[Some records]
=====
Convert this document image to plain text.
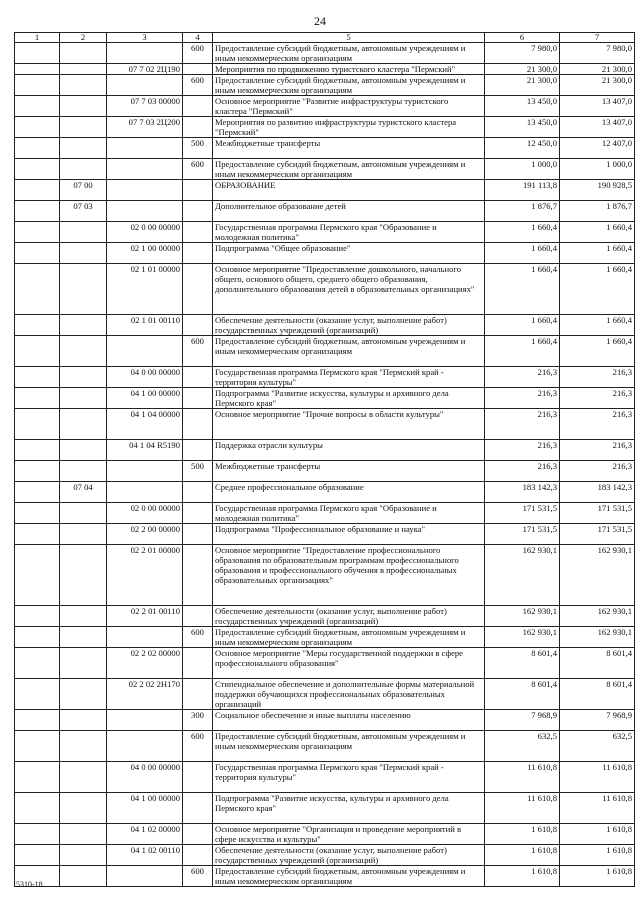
24
1	2	3	4	5	6	7
			600	Предоставление субсидий бюджетным, автономным учреждениям и иным некоммерческим организациям	7 980,0	7 980,0
		07 7 02 2Ц190		Мероприятия по продвижению туристского кластера "Пермский"	21 300,0	21 300,0
			600	Предоставление субсидий бюджетным, автономным учреждениям и иным некоммерческим организациям	21 300,0	21 300,0
		07 7 03 00000		Основное мероприятие "Развитие инфраструктуры туристского кластера "Пермский"	13 450,0	13 407,0
		07 7 03 2Ц200		Мероприятия по развитию инфраструктуры туристского кластера "Пермский"	13 450,0	13 407,0
			500	Межбюджетные трансферты	12 450,0	12 407,0
			600	Предоставление субсидий бюджетным, автономным учреждениям и иным некоммерческим организациям	1 000,0	1 000,0
	07 00			ОБРАЗОВАНИЕ	191 113,8	190 928,5
	07 03			Дополнительное образование детей	1 876,7	1 876,7
		02 0 00 00000		Государственная программа Пермского края "Образование и молодежная политика"	1 660,4	1 660,4
		02 1 00 00000		Подпрограмма "Общее образование"	1 660,4	1 660,4
		02 1 01 00000		Основное мероприятие "Предоставление дошкольного, начального общего, основного общего, среднего общего образования, дополнительного образования детей в образовательных организациях"	1 660,4	1 660,4
		02 1 01 00110		Обеспечение деятельности (оказание услуг, выполнение работ) государственных учреждений (организаций)	1 660,4	1 660,4
			600	Предоставление субсидий бюджетным, автономным учреждениям и иным некоммерческим организациям	1 660,4	1 660,4
		04 0 00 00000		Государственная программа Пермского края "Пермский край - территория культуры"	216,3	216,3
		04 1 00 00000		Подпрограмма "Развитие искусства, культуры и архивного дела Пермского края"	216,3	216,3
		04 1 04 00000		Основное мероприятие "Прочие вопросы в области культуры"	216,3	216,3
		04 1 04 R5190		Поддержка отрасли культуры	216,3	216,3
			500	Межбюджетные трансферты	216,3	216,3
	07 04			Среднее профессиональное образование	183 142,3	183 142,3
		02 0 00 00000		Государственная программа Пермского края "Образование и молодежная политика"	171 531,5	171 531,5
		02 2 00 00000		Подпрограмма "Профессиональное образование и наука"	171 531,5	171 531,5
		02 2 01 00000		Основное мероприятие "Предоставление профессионального образования по образовательным программам профессионального образования и профессионального обучения в профессиональных образовательных организациях"	162 930,1	162 930,1
		02 2 01 00110		Обеспечение деятельности (оказание услуг, выполнение работ) государственных учреждений (организаций)	162 930,1	162 930,1
			600	Предоставление субсидий бюджетным, автономным учреждениям и иным некоммерческим организациям	162 930,1	162 930,1
		02 2 02 00000		Основное мероприятие "Меры государственной поддержки в сфере профессионального образования"	8 601,4	8 601,4
		02 2 02 2Н170		Стипендиальное обеспечение и дополнительные формы материальной поддержки обучающихся профессиональных образовательных организаций	8 601,4	8 601,4
			300	Социальное обеспечение и иные выплаты населению	7 968,9	7 968,9
			600	Предоставление субсидий бюджетным, автономным учреждениям и иным некоммерческим организациям	632,5	632,5
		04 0 00 00000		Государственная программа Пермского края "Пермский край - территория культуры"	11 610,8	11 610,8
		04 1 00 00000		Подпрограмма "Развитие искусства, культуры и архивного дела Пермского края"	11 610,8	11 610,8
		04 1 02 00000		Основное мероприятие "Организация и проведение мероприятий в сфере искусства и культуры"	1 610,8	1 610,8
		04 1 02 00110		Обеспечение деятельности (оказание услуг, выполнение работ) государственных учреждений (организаций)	1 610,8	1 610,8
			600	Предоставление субсидий бюджетным, автономным учреждениям и иным некоммерческим организациям	1 610,8	1 610,8
5310-18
=====
_What is expected_. Exactly reproduce each record, leaving out any pictures.

_Solved exercise_.
Convert this document image to plain text.
24
1	2	3	4	5	6	7
			600	Предоставление субсидий бюджетным, автономным учреждениям и иным некоммерческим организациям	7 980,0	7 980,0
		07 7 02 2Ц190		Мероприятия по продвижению туристского кластера "Пермский"	21 300,0	21 300,0
			600	Предоставление субсидий бюджетным, автономным учреждениям и иным некоммерческим организациям	21 300,0	21 300,0
		07 7 03 00000		Основное мероприятие "Развитие инфраструктуры туристского кластера "Пермский"	13 450,0	13 407,0
		07 7 03 2Ц200		Мероприятия по развитию инфраструктуры туристского кластера "Пермский"	13 450,0	13 407,0
			500	Межбюджетные трансферты	12 450,0	12 407,0
			600	Предоставление субсидий бюджетным, автономным учреждениям и иным некоммерческим организациям	1 000,0	1 000,0
	07 00			ОБРАЗОВАНИЕ	191 113,8	190 928,5
	07 03			Дополнительное образование детей	1 876,7	1 876,7
		02 0 00 00000		Государственная программа Пермского края "Образование и молодежная политика"	1 660,4	1 660,4
		02 1 00 00000		Подпрограмма "Общее образование"	1 660,4	1 660,4
		02 1 01 00000		Основное мероприятие "Предоставление дошкольного, начального общего, основного общего, среднего общего образования, дополнительного образования детей в образовательных организациях"	1 660,4	1 660,4
		02 1 01 00110		Обеспечение деятельности (оказание услуг, выполнение работ) государственных учреждений (организаций)	1 660,4	1 660,4
			600	Предоставление субсидий бюджетным, автономным учреждениям и иным некоммерческим организациям	1 660,4	1 660,4
		04 0 00 00000		Государственная программа Пермского края "Пермский край - территория культуры"	216,3	216,3
		04 1 00 00000		Подпрограмма "Развитие искусства, культуры и архивного дела Пермского края"	216,3	216,3
		04 1 04 00000		Основное мероприятие "Прочие вопросы в области культуры"	216,3	216,3
		04 1 04 R5190		Поддержка отрасли культуры	216,3	216,3
			500	Межбюджетные трансферты	216,3	216,3
	07 04			Среднее профессиональное образование	183 142,3	183 142,3
		02 0 00 00000		Государственная программа Пермского края "Образование и молодежная политика"	171 531,5	171 531,5
		02 2 00 00000		Подпрограмма "Профессиональное образование и наука"	171 531,5	171 531,5
		02 2 01 00000		Основное мероприятие "Предоставление профессионального образования по образовательным программам профессионального образования и профессионального обучения в профессиональных образовательных организациях"	162 930,1	162 930,1
		02 2 01 00110		Обеспечение деятельности (оказание услуг, выполнение работ) государственных учреждений (организаций)	162 930,1	162 930,1
			600	Предоставление субсидий бюджетным, автономным учреждениям и иным некоммерческим организациям	162 930,1	162 930,1
		02 2 02 00000		Основное мероприятие "Меры государственной поддержки в сфере профессионального образования"	8 601,4	8 601,4
		02 2 02 2Н170		Стипендиальное обеспечение и дополнительные формы материальной поддержки обучающихся профессиональных образовательных организаций	8 601,4	8 601,4
			300	Социальное обеспечение и иные выплаты населению	7 968,9	7 968,9
			600	Предоставление субсидий бюджетным, автономным учреждениям и иным некоммерческим организациям	632,5	632,5
		04 0 00 00000		Государственная программа Пермского края "Пермский край - территория культуры"	11 610,8	11 610,8
		04 1 00 00000		Подпрограмма "Развитие искусства, культуры и архивного дела Пермского края"	11 610,8	11 610,8
		04 1 02 00000		Основное мероприятие "Организация и проведение мероприятий в сфере искусства и культуры"	1 610,8	1 610,8
		04 1 02 00110		Обеспечение деятельности (оказание услуг, выполнение работ) государственных учреждений (организаций)	1 610,8	1 610,8
			600	Предоставление субсидий бюджетным, автономным учреждениям и иным некоммерческим организациям	1 610,8	1 610,8
5310-18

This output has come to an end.